━━ Data records ━━

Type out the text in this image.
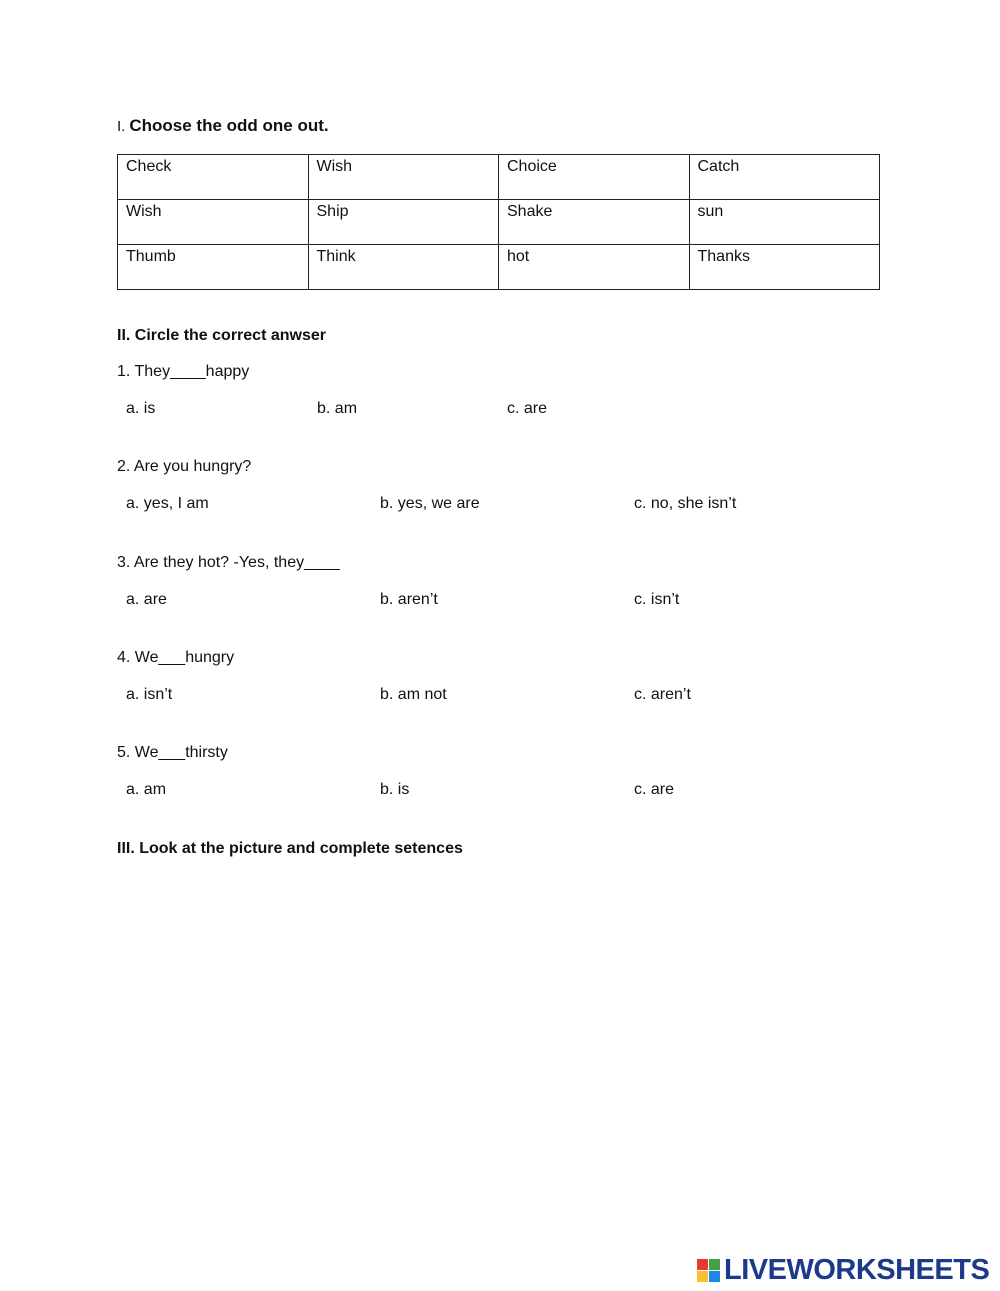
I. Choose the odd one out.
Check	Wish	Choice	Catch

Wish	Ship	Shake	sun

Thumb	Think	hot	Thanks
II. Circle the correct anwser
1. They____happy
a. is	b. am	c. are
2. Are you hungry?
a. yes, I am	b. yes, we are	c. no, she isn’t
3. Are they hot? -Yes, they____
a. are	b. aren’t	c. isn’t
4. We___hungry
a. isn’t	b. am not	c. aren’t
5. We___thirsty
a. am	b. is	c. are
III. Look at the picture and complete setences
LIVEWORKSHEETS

━━━

* What needs to be done
Pull out all lines containing the word "aren" from the entries above.

* Completed exercise
a. are	b. aren’t	c. isn’t
a. isn’t	b. am not	c. aren’t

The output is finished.